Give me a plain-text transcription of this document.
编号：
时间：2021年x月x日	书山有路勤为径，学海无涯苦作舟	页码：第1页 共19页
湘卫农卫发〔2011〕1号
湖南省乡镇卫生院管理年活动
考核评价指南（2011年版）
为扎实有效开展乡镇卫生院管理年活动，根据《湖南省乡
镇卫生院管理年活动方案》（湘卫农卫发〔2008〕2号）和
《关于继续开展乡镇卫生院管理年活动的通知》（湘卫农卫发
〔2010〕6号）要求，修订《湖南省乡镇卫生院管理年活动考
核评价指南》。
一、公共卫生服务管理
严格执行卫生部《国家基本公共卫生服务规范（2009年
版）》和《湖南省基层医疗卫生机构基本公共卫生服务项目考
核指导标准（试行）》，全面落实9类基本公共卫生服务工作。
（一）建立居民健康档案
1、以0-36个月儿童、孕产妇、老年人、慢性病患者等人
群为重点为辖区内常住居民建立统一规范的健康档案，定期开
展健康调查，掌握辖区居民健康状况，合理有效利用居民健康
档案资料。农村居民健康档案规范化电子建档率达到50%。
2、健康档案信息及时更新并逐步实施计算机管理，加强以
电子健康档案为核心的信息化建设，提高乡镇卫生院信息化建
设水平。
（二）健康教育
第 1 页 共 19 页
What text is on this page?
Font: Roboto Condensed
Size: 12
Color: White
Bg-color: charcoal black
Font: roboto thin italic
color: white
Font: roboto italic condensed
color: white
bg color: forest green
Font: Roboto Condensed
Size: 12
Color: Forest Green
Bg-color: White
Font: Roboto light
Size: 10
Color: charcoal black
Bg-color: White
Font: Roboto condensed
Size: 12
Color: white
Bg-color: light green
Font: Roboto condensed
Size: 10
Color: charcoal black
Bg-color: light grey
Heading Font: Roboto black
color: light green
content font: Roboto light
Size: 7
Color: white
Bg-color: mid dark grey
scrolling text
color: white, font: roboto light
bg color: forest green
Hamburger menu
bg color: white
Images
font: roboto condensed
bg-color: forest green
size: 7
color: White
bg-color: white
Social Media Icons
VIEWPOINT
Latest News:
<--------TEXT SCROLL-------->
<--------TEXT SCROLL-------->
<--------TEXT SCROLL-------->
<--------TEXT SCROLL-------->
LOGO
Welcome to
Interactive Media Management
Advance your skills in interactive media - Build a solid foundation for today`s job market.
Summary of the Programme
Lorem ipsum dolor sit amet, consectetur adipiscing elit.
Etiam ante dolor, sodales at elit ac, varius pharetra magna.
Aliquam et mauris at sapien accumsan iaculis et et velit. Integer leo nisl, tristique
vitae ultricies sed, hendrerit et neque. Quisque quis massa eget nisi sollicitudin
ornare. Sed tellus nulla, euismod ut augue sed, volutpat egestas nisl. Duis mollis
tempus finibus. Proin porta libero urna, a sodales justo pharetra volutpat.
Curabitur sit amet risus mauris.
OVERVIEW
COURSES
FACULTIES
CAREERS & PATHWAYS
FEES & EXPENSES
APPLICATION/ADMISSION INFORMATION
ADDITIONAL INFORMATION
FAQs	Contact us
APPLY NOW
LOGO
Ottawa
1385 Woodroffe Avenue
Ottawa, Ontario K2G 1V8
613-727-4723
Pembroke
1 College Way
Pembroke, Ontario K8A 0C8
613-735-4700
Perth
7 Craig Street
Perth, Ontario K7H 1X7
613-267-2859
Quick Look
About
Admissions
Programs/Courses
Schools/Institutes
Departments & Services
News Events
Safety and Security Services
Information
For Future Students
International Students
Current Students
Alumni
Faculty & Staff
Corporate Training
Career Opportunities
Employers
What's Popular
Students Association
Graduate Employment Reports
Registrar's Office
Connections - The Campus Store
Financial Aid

Exercise requirements:
Every record shown above should be written out again exactly.

Output of the exercise:
Give me a plain-text transcription of this document.
编号：
时间：2021年x月x日	书山有路勤为径，学海无涯苦作舟	页码：第1页 共19页
湘卫农卫发〔2011〕1号
湖南省乡镇卫生院管理年活动
考核评价指南（2011年版）
为扎实有效开展乡镇卫生院管理年活动，根据《湖南省乡
镇卫生院管理年活动方案》（湘卫农卫发〔2008〕2号）和
《关于继续开展乡镇卫生院管理年活动的通知》（湘卫农卫发
〔2010〕6号）要求，修订《湖南省乡镇卫生院管理年活动考
核评价指南》。
一、公共卫生服务管理
严格执行卫生部《国家基本公共卫生服务规范（2009年
版）》和《湖南省基层医疗卫生机构基本公共卫生服务项目考
核指导标准（试行）》，全面落实9类基本公共卫生服务工作。
（一）建立居民健康档案
1、以0-36个月儿童、孕产妇、老年人、慢性病患者等人
群为重点为辖区内常住居民建立统一规范的健康档案，定期开
展健康调查，掌握辖区居民健康状况，合理有效利用居民健康
档案资料。农村居民健康档案规范化电子建档率达到50%。
2、健康档案信息及时更新并逐步实施计算机管理，加强以
电子健康档案为核心的信息化建设，提高乡镇卫生院信息化建
设水平。
（二）健康教育
第 1 页 共 19 页
What text is on this page?
Font: Roboto Condensed
Size: 12
Color: White
Bg-color: charcoal black
Font: roboto thin italic
color: white
Font: roboto italic condensed
color: white
bg color: forest green
Font: Roboto Condensed
Size: 12
Color: Forest Green
Bg-color: White
Font: Roboto light
Size: 10
Color: charcoal black
Bg-color: White
Font: Roboto condensed
Size: 12
Color: white
Bg-color: light green
Font: Roboto condensed
Size: 10
Color: charcoal black
Bg-color: light grey
Heading Font: Roboto black
color: light green
content font: Roboto light
Size: 7
Color: white
Bg-color: mid dark grey
scrolling text
color: white, font: roboto light
bg color: forest green
Hamburger menu
bg color: white
Images
font: roboto condensed
bg-color: forest green
size: 7
color: White
bg-color: white
Social Media Icons
VIEWPOINT
Latest News:
<--------TEXT SCROLL-------->
<--------TEXT SCROLL-------->
<--------TEXT SCROLL-------->
<--------TEXT SCROLL-------->
LOGO
Welcome to
Interactive Media Management
Advance your skills in interactive media - Build a solid foundation for today`s job market.
Summary of the Programme
Lorem ipsum dolor sit amet, consectetur adipiscing elit.
Etiam ante dolor, sodales at elit ac, varius pharetra magna.
Aliquam et mauris at sapien accumsan iaculis et et velit. Integer leo nisl, tristique
vitae ultricies sed, hendrerit et neque. Quisque quis massa eget nisi sollicitudin
ornare. Sed tellus nulla, euismod ut augue sed, volutpat egestas nisl. Duis mollis
tempus finibus. Proin porta libero urna, a sodales justo pharetra volutpat.
Curabitur sit amet risus mauris.
OVERVIEW
COURSES
FACULTIES
CAREERS & PATHWAYS
FEES & EXPENSES
APPLICATION/ADMISSION INFORMATION
ADDITIONAL INFORMATION
FAQs	Contact us
APPLY NOW
LOGO
Ottawa
1385 Woodroffe Avenue
Ottawa, Ontario K2G 1V8
613-727-4723
Pembroke
1 College Way
Pembroke, Ontario K8A 0C8
613-735-4700
Perth
7 Craig Street
Perth, Ontario K7H 1X7
613-267-2859
Quick Look
About
Admissions
Programs/Courses
Schools/Institutes
Departments & Services
News Events
Safety and Security Services
Information
For Future Students
International Students
Current Students
Alumni
Faculty & Staff
Corporate Training
Career Opportunities
Employers
What's Popular
Students Association
Graduate Employment Reports
Registrar's Office
Connections - The Campus Store
Financial Aid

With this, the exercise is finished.